Collect each line of the entries that holds the string "thumbnail".
--- Start ---
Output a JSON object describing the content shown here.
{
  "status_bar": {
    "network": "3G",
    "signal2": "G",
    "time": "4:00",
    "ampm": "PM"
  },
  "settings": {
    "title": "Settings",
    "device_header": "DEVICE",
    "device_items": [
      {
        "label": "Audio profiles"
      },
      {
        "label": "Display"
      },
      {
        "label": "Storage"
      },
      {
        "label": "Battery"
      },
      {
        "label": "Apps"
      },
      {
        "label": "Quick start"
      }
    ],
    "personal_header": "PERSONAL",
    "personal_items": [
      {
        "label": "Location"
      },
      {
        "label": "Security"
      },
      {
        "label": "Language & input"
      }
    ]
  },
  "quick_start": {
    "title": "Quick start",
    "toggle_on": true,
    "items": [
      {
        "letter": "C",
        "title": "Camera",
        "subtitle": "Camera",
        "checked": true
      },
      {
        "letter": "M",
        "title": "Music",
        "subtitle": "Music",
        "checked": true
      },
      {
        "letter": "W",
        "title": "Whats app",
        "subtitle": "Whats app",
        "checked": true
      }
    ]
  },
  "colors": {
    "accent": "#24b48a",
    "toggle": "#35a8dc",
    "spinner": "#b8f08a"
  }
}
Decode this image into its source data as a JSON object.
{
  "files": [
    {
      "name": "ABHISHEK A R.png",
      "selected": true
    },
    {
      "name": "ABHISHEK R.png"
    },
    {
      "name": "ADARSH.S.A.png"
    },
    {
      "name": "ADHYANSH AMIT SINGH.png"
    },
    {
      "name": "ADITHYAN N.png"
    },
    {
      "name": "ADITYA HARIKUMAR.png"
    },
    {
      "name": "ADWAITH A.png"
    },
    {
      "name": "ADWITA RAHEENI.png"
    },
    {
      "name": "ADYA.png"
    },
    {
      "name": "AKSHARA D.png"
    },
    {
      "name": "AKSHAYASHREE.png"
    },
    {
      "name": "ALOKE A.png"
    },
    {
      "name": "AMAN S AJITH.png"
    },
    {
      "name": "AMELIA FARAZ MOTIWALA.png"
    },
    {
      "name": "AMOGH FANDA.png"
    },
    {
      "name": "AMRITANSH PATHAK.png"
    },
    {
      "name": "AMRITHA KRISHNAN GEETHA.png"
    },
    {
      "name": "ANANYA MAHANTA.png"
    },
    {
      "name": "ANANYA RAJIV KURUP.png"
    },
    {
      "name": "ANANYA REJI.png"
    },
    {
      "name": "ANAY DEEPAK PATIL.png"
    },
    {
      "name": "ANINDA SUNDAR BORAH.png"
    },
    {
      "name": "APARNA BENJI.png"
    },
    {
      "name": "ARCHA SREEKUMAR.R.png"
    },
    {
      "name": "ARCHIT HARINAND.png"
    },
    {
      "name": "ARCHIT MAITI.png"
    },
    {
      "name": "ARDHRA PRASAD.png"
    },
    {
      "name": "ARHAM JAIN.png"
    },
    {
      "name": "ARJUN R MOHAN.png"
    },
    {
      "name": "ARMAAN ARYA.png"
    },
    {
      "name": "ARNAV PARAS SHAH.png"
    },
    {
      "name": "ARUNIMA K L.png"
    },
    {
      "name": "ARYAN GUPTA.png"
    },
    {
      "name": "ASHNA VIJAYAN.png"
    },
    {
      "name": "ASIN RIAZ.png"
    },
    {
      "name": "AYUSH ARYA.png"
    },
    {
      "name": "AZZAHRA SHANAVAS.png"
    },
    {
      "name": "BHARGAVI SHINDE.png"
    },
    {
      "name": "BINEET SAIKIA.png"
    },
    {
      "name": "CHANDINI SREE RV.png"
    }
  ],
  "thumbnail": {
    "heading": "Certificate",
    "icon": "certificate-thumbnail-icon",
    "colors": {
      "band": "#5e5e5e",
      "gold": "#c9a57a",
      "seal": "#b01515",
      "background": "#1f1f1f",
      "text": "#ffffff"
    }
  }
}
--- End ---
### OUTPUT FOR THIS EXERCISE
  "thumbnail": {
    "icon": "certificate-thumbnail-icon",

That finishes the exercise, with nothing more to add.